» Short task
Quote all of the data that follows exactly as written, skipping the images.

» Data records

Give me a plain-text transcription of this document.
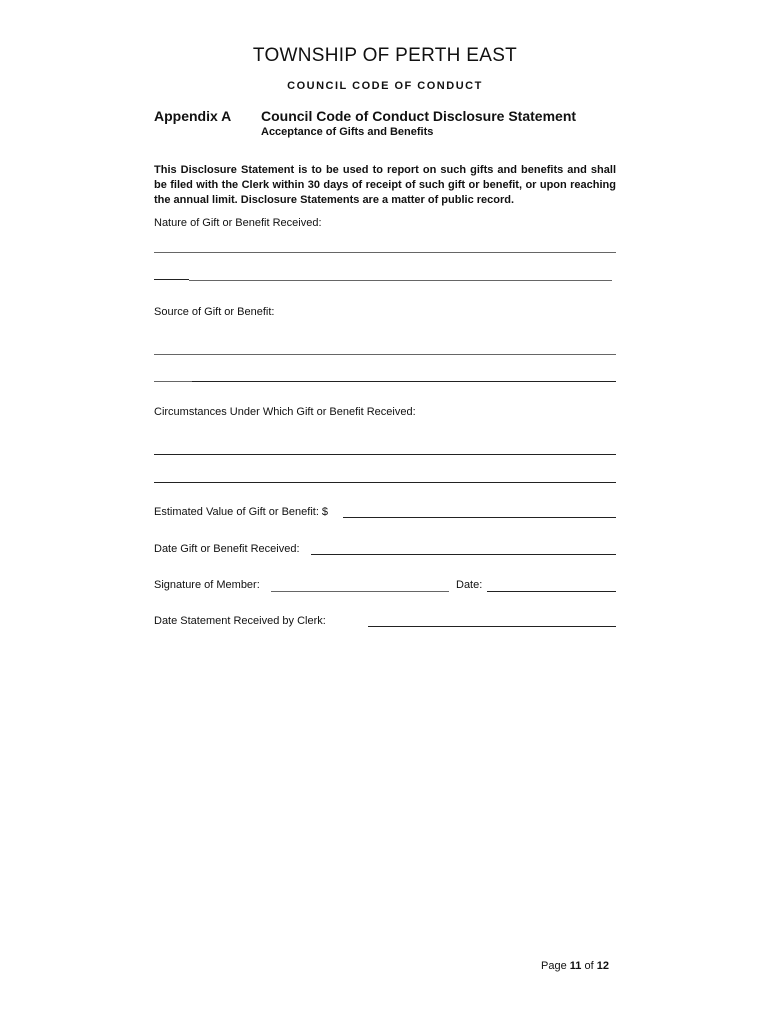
TOWNSHIP OF PERTH EAST
COUNCIL CODE OF CONDUCT
Appendix A Council Code of Conduct Disclosure Statement
Acceptance of Gifts and Benefits
This Disclosure Statement is to be used to report on such gifts and benefits and shall be filed with the Clerk within 30 days of receipt of such gift or benefit, or upon reaching the annual limit. Disclosure Statements are a matter of public record.
Nature of Gift or Benefit Received:
Source of Gift or Benefit:
Circumstances Under Which Gift or Benefit Received:
Estimated Value of Gift or Benefit: $
Date Gift or Benefit Received:
Signature of Member:	Date:
Date Statement Received by Clerk:
Page 11 of 12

» Output below
Give me a plain-text transcription of this document.
TOWNSHIP OF PERTH EAST
COUNCIL CODE OF CONDUCT
Appendix A Council Code of Conduct Disclosure Statement
Acceptance of Gifts and Benefits
This Disclosure Statement is to be used to report on such gifts and benefits and shall be filed with the Clerk within 30 days of receipt of such gift or benefit, or upon reaching the annual limit. Disclosure Statements are a matter of public record.
Nature of Gift or Benefit Received:
Source of Gift or Benefit:
Circumstances Under Which Gift or Benefit Received:
Estimated Value of Gift or Benefit: $
Date Gift or Benefit Received:
Signature of Member:	Date:
Date Statement Received by Clerk:
Page 11 of 12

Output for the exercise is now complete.